Written task
Search the records that follow and extract every line containing the string "Secondary".

Figure collection entries
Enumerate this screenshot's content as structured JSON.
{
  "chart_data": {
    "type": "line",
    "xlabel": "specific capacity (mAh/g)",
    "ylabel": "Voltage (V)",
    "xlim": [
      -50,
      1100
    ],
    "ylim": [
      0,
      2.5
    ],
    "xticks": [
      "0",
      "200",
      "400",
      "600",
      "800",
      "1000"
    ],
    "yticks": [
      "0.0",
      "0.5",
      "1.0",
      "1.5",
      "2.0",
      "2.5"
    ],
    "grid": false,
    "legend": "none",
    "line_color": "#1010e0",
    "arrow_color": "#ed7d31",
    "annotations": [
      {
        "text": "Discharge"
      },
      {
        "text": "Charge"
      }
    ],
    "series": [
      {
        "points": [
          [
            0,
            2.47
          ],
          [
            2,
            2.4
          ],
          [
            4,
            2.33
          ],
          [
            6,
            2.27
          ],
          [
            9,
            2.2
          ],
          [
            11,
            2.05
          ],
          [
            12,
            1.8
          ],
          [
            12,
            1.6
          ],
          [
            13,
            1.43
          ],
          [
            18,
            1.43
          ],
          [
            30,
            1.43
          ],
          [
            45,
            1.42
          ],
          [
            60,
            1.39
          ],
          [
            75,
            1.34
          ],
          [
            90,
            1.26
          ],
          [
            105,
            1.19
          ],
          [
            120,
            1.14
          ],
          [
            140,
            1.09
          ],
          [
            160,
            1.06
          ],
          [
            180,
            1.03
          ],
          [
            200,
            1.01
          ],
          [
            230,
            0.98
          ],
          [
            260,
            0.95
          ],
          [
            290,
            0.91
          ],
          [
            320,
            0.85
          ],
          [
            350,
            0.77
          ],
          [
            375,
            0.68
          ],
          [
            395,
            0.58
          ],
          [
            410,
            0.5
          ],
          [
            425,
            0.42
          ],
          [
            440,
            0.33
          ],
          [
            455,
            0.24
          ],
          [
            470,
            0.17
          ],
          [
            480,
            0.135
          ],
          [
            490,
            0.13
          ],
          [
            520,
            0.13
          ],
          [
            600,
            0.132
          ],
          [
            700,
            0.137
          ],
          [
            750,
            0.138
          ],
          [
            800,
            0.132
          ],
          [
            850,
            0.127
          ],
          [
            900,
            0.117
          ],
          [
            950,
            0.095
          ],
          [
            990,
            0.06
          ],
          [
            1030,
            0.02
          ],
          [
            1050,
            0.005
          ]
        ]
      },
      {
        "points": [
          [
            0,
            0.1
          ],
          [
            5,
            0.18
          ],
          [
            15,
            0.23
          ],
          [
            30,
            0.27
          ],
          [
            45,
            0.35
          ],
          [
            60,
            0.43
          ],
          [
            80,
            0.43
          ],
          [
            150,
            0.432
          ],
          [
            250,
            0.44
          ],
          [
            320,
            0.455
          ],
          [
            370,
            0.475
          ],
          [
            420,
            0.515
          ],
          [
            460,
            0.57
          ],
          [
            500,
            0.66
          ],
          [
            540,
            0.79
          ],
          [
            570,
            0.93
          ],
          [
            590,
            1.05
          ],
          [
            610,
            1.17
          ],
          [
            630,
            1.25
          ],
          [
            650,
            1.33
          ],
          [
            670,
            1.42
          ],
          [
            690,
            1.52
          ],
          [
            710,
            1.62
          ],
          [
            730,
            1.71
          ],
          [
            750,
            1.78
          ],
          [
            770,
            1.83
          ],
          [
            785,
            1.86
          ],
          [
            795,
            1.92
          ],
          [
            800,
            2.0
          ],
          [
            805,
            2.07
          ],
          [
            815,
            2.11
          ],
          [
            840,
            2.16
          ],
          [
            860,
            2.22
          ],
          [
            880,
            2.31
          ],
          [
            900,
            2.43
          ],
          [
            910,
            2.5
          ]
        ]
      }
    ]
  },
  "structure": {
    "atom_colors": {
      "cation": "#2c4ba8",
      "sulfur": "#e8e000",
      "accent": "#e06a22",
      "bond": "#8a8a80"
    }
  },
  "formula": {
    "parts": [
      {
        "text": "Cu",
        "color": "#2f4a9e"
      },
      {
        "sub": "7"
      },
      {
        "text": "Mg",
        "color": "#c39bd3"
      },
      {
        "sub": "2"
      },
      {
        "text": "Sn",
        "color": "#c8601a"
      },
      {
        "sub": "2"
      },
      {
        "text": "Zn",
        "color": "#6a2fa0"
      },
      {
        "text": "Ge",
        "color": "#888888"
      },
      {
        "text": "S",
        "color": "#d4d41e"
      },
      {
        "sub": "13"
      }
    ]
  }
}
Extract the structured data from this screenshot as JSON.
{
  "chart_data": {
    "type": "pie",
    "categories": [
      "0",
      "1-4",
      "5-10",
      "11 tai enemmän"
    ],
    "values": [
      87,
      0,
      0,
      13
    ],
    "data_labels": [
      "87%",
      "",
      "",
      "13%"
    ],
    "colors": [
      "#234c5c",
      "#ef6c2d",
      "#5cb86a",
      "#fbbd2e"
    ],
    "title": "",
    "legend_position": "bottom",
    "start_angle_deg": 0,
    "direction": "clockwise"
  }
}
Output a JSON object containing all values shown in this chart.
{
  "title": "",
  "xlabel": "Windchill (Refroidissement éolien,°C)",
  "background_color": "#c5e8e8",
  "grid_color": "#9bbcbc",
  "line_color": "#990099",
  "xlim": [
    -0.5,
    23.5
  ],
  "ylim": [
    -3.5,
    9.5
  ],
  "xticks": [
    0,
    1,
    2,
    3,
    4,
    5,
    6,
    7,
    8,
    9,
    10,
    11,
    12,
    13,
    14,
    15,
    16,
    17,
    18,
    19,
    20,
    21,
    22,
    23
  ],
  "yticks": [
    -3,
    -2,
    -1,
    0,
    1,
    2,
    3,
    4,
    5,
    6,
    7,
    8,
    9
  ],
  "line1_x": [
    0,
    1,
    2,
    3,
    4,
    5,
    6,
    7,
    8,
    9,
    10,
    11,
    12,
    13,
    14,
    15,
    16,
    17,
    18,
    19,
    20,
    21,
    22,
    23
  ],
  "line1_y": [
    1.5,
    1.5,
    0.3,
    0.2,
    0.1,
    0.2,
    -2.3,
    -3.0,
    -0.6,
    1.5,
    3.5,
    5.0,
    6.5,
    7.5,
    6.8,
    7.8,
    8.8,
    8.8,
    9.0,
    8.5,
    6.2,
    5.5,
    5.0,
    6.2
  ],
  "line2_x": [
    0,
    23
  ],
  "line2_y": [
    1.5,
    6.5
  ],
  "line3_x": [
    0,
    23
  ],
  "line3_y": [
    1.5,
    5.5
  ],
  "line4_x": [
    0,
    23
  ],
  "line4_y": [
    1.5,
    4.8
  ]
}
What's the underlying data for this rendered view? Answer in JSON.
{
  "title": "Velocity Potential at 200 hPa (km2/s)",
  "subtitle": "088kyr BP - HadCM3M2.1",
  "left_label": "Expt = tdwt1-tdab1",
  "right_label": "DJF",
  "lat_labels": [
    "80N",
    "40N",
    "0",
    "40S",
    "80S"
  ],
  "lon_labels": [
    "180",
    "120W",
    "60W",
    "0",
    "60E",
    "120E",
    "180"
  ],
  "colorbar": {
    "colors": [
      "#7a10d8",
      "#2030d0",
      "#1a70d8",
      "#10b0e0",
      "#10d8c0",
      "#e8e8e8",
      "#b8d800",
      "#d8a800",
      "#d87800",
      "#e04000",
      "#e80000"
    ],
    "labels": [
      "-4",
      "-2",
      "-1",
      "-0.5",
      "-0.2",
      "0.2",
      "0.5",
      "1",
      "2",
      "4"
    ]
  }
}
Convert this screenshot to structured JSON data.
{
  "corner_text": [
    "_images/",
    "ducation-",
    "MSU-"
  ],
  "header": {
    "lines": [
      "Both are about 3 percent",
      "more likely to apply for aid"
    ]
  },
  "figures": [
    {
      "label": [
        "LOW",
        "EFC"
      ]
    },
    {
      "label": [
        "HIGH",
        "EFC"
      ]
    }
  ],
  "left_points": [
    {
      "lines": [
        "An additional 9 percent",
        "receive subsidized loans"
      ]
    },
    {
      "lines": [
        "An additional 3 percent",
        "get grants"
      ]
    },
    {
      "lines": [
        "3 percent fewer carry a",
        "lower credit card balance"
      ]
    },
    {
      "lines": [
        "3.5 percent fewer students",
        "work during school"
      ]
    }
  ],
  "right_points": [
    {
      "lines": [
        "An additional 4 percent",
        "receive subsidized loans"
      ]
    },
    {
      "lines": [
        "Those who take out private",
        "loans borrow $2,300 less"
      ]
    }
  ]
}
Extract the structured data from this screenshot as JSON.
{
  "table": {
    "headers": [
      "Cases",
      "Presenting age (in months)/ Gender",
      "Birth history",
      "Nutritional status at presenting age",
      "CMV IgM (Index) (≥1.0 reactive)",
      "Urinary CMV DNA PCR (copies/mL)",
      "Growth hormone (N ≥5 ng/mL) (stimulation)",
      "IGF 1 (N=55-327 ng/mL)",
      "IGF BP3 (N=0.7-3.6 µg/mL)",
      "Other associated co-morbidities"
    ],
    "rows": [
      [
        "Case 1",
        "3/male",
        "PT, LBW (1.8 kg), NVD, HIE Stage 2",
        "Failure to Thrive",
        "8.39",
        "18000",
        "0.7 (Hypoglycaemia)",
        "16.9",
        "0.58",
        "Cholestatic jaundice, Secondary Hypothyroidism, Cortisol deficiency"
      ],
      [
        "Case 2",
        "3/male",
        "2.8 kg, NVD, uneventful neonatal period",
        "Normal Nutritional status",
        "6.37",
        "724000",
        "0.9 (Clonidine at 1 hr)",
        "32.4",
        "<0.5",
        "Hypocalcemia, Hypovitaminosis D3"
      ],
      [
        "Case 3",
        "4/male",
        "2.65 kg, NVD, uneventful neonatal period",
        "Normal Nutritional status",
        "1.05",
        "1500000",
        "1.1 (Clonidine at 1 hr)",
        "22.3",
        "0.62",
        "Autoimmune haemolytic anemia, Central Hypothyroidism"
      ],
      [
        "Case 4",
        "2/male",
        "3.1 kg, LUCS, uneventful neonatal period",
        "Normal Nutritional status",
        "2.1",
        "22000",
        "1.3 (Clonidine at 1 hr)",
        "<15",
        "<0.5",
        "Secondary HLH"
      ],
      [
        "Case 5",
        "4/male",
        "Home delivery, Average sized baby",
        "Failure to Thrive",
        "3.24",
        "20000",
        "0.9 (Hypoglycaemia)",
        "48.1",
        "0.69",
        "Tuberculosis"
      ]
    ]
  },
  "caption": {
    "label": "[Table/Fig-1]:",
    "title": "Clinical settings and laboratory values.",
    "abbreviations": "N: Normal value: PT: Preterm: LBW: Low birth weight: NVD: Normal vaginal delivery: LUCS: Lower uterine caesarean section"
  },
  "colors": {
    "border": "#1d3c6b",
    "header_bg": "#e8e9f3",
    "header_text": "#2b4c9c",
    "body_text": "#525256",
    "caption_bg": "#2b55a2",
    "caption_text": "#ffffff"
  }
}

Task output
        "Cholestatic jaundice, Secondary Hypothyroidism, Cortisol deficiency"
        "Secondary HLH"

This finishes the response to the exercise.